• WRITTEN REQUEST 1
Retype the construction accounting article word for word, everything from "- Tax liability: Without" down to "Builders Be Doing?".
• WRITTEN REQUEST 2
Extend the article on construction accounting and job costing, picking up from its last line.

If your accounting processes are clunky, backlogged, or dependent on tribal knowledge, you're not just creating a bottleneck. You're putting your entire business (and its value) at risk.
In this episode of Builders, Budgets & Beers, Reece sat down with
Andrea Gallion, Director of Client Accounting Services at Melton & Melton, to talk about the unsexy but essential foundation of a healthy construction business: real-time job costing, WIP reporting, and daily financial discipline.
And if you think that sounds like overkill, think again.
How a Lack of Process Cripples Growing Builders
Andrea sees it all the time: builders with revenue in the tens of millions... and no real accounting system.
- Books not reconciled for 5+ years
- No job costing
- No WIP (Work In Progress) schedule
- Pay apps and invoicing processes stitched together with spreadsheets, sticky notes, and memory
In one case, a builder approached her for help getting their books in order before selling the business, only to reveal they hadn’t reconciled their bank accounts in half a decade.
“That tells me there was no job costing, no projects set up... just chaos,” Andrea says. “They were trying to build a business, but their finances weren’t telling the story.”
The Consequences Go Far Beyond Admin Chaos
Poor financial tracking doesn’t just lead to messy books. It impacts:
- Cash flow: When you don't reconcile, your bank balance may mislead you. You think you have $60,000, but $55,000 of that is tied up in stale checks or misallocated funds.
- Tax liability: Without clean WIP reports and reconciled books, you're likely over- or under-reporting income, both of which can trigger IRS issues.
- Exit readiness: If you can’t produce real, accurate financials, your business is harder to sell, harder to value, and harder to transfer.
So... What Should Builders Be Doing?
Andrea lays it out clearly: There are three non-negotiables for a strong construction accounting function.
- Track costs daily. Not weekly. Not monthly. Daily. “You go to Home Depot for fasteners. A week later, will you remember which job they were for? Probably not.”
- Reconcile monthly. This is how your accounting software (QuickBooks or otherwise) becomes a true source of truth. Without reconciliation, your books are just guesses.
- Run WIP reports monthly. WIP tells you how far along your jobs are and how much income you should recognize. This is critical for:
- Accurate tax reporting
- Preventing over/underbilling
- Understanding your real-time profitability
Outsourcing vs. In-House: What’s the Right Fit?

• INFORMATION SHOWN
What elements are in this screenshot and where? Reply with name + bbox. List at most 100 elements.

• RIGHT ANSWER 1
- Tax liability: Without clean WIP reports and reconciled books, you're likely over- or under-reporting income, both of which can trigger IRS issues.
- Exit readiness: If you can’t produce real, accurate financials, your business is harder to sell, harder to value, and harder to transfer.
So... What Should Builders Be Doing?

• RIGHT ANSWER 2
According to Andrea, it depends on your people.
- If your in-house team is experienced and consistent, you may only need outsourced oversight or controller-level review.
- If your “bookkeeper” is really just your office manager winging it, you’re likely missing critical processes, and need more robust support.
The key is to ask: “Does your team really know what they’re doing, or are they just using workarounds someone showed them when they got hired?”
Tech Stack ≠ Tech Success
Many builders assume buying a tool solves the problem. Andrea disagrees:
“You need the right process, not just the right tool. Software is only as good as your implementation and discipline.”
She points to Adaptive’s job costing and WIP features as tools that make this easier, but they don’t replace ownership.
With Adaptive:
- Receipts and pay apps flow in automatically
- Credit card charges can be coded by the person who made the purchase
- WIP updates in real-time as actuals hit the job
- Time tracking, bill rates, and draw prep are all connected
“I processed 30+ invoices in under 15 minutes in Adaptive,” Andrea said. “No scanning. No stamp. No Excel. It’s not just faster, it’s cleaner.”
Final Word: Builders, Know Your Numbers
If you're a builder doing between $8M–$30M in annual revenue, you're big enough for the IRS to care and small enough for sloppy back-office processes to stall your growth.
Andrea’s advice? “Look at how long it takes your team to process pay apps. If it’s painful, it’s time to reassess your tech and your process. The faster AP gets done, the faster you get paid. Don’t wait for a crisis or a buyer to get serious.”